= Directions =
Quote the listing in full, exactly as given, minus any pictures.

= Data listing =
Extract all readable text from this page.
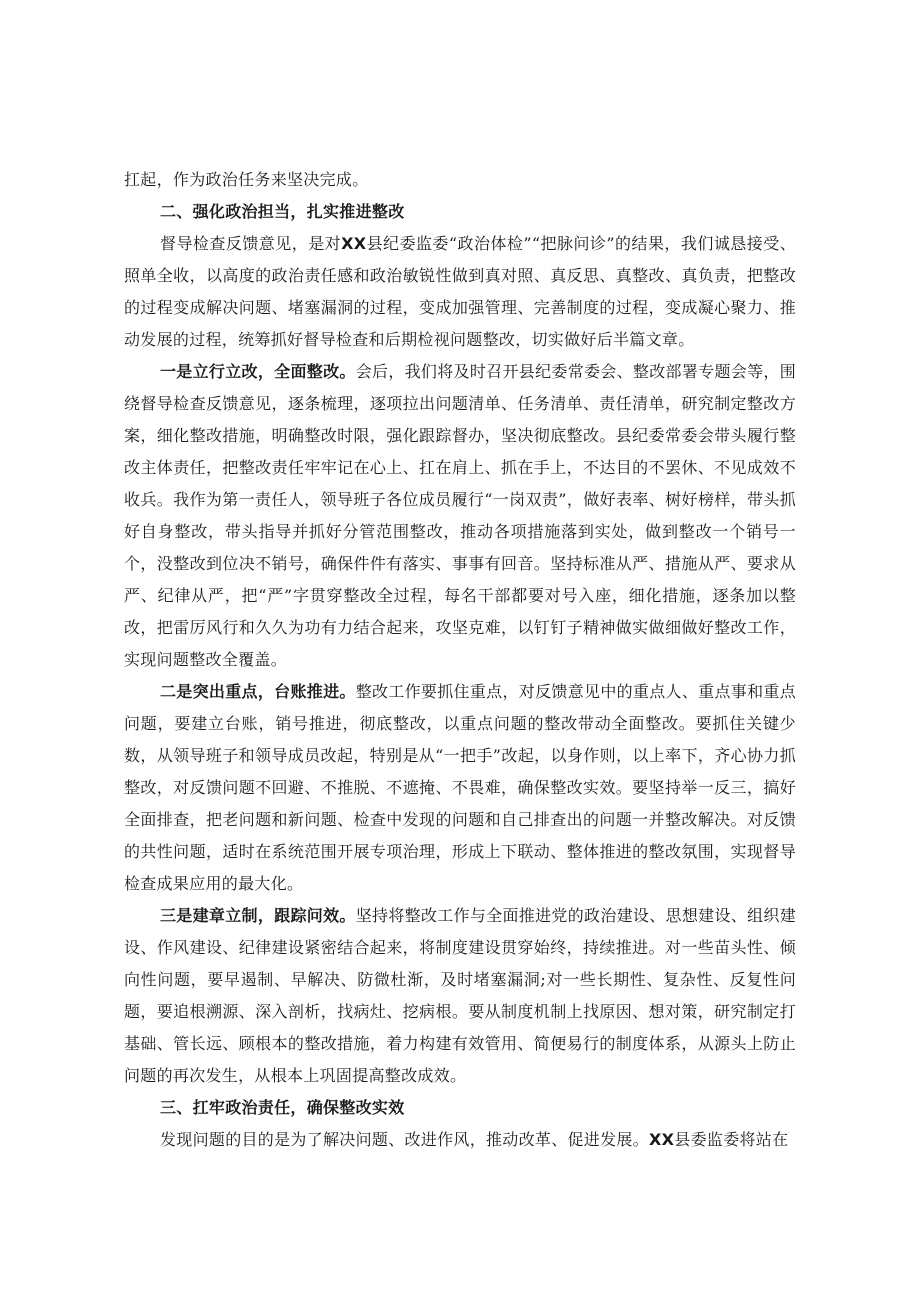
扛起，作为政治任务来坚决完成。

二、强化政治担当，扎实推进整改

督导检查反馈意见，是对XX县纪委监委“政治体检”“把脉问诊”的结果，我们诚恳接受、照单全收，以高度的政治责任感和政治敏锐性做到真对照、真反思、真整改、真负责，把整改的过程变成解决问题、堵塞漏洞的过程，变成加强管理、完善制度的过程，变成凝心聚力、推动发展的过程，统筹抓好督导检查和后期检视问题整改，切实做好后半篇文章。

一是立行立改，全面整改。会后，我们将及时召开县纪委常委会、整改部署专题会等，围绕督导检查反馈意见，逐条梳理，逐项拉出问题清单、任务清单、责任清单，研究制定整改方案，细化整改措施，明确整改时限，强化跟踪督办，坚决彻底整改。县纪委常委会带头履行整改主体责任，把整改责任牢牢记在心上、扛在肩上、抓在手上，不达目的不罢休、不见成效不收兵。我作为第一责任人，领导班子各位成员履行“一岗双责”，做好表率、树好榜样，带头抓好自身整改，带头指导并抓好分管范围整改，推动各项措施落到实处，做到整改一个销号一个，没整改到位决不销号，确保件件有落实、事事有回音。坚持标准从严、措施从严、要求从严、纪律从严，把“严”字贯穿整改全过程，每名干部都要对号入座，细化措施，逐条加以整改，把雷厉风行和久久为功有力结合起来，攻坚克难，以钉钉子精神做实做细做好整改工作，实现问题整改全覆盖。

二是突出重点，台账推进。整改工作要抓住重点，对反馈意见中的重点人、重点事和重点问题，要建立台账，销号推进，彻底整改，以重点问题的整改带动全面整改。要抓住关键少数，从领导班子和领导成员改起，特别是从“一把手”改起，以身作则，以上率下，齐心协力抓整改，对反馈问题不回避、不推脱、不遮掩、不畏难，确保整改实效。要坚持举一反三，搞好全面排查，把老问题和新问题、检查中发现的问题和自己排查出的问题一并整改解决。对反馈的共性问题，适时在系统范围开展专项治理，形成上下联动、整体推进的整改氛围，实现督导检查成果应用的最大化。

三是建章立制，跟踪问效。坚持将整改工作与全面推进党的政治建设、思想建设、组织建设、作风建设、纪律建设紧密结合起来，将制度建设贯穿始终，持续推进。对一些苗头性、倾向性问题，要早遏制、早解决、防微杜渐，及时堵塞漏洞;对一些长期性、复杂性、反复性问题，要追根溯源、深入剖析，找病灶、挖病根。要从制度机制上找原因、想对策，研究制定打基础、管长远、顾根本的整改措施，着力构建有效管用、简便易行的制度体系，从源头上防止问题的再次发生，从根本上巩固提高整改成效。

三、扛牢政治责任，确保整改实效

发现问题的目的是为了解决问题、改进作风，推动改革、促进发展。XX县委监委将站在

= Output of the task =
Extract all readable text from this page.
扛起，作为政治任务来坚决完成。

二、强化政治担当，扎实推进整改

督导检查反馈意见，是对XX县纪委监委“政治体检”“把脉问诊”的结果，我们诚恳接受、照单全收，以高度的政治责任感和政治敏锐性做到真对照、真反思、真整改、真负责，把整改的过程变成解决问题、堵塞漏洞的过程，变成加强管理、完善制度的过程，变成凝心聚力、推动发展的过程，统筹抓好督导检查和后期检视问题整改，切实做好后半篇文章。

一是立行立改，全面整改。会后，我们将及时召开县纪委常委会、整改部署专题会等，围绕督导检查反馈意见，逐条梳理，逐项拉出问题清单、任务清单、责任清单，研究制定整改方案，细化整改措施，明确整改时限，强化跟踪督办，坚决彻底整改。县纪委常委会带头履行整改主体责任，把整改责任牢牢记在心上、扛在肩上、抓在手上，不达目的不罢休、不见成效不收兵。我作为第一责任人，领导班子各位成员履行“一岗双责”，做好表率、树好榜样，带头抓好自身整改，带头指导并抓好分管范围整改，推动各项措施落到实处，做到整改一个销号一个，没整改到位决不销号，确保件件有落实、事事有回音。坚持标准从严、措施从严、要求从严、纪律从严，把“严”字贯穿整改全过程，每名干部都要对号入座，细化措施，逐条加以整改，把雷厉风行和久久为功有力结合起来，攻坚克难，以钉钉子精神做实做细做好整改工作，实现问题整改全覆盖。

二是突出重点，台账推进。整改工作要抓住重点，对反馈意见中的重点人、重点事和重点问题，要建立台账，销号推进，彻底整改，以重点问题的整改带动全面整改。要抓住关键少数，从领导班子和领导成员改起，特别是从“一把手”改起，以身作则，以上率下，齐心协力抓整改，对反馈问题不回避、不推脱、不遮掩、不畏难，确保整改实效。要坚持举一反三，搞好全面排查，把老问题和新问题、检查中发现的问题和自己排查出的问题一并整改解决。对反馈的共性问题，适时在系统范围开展专项治理，形成上下联动、整体推进的整改氛围，实现督导检查成果应用的最大化。

三是建章立制，跟踪问效。坚持将整改工作与全面推进党的政治建设、思想建设、组织建设、作风建设、纪律建设紧密结合起来，将制度建设贯穿始终，持续推进。对一些苗头性、倾向性问题，要早遏制、早解决、防微杜渐，及时堵塞漏洞;对一些长期性、复杂性、反复性问题，要追根溯源、深入剖析，找病灶、挖病根。要从制度机制上找原因、想对策，研究制定打基础、管长远、顾根本的整改措施，着力构建有效管用、简便易行的制度体系，从源头上防止问题的再次发生，从根本上巩固提高整改成效。

三、扛牢政治责任，确保整改实效

发现问题的目的是为了解决问题、改进作风，推动改革、促进发展。XX县委监委将站在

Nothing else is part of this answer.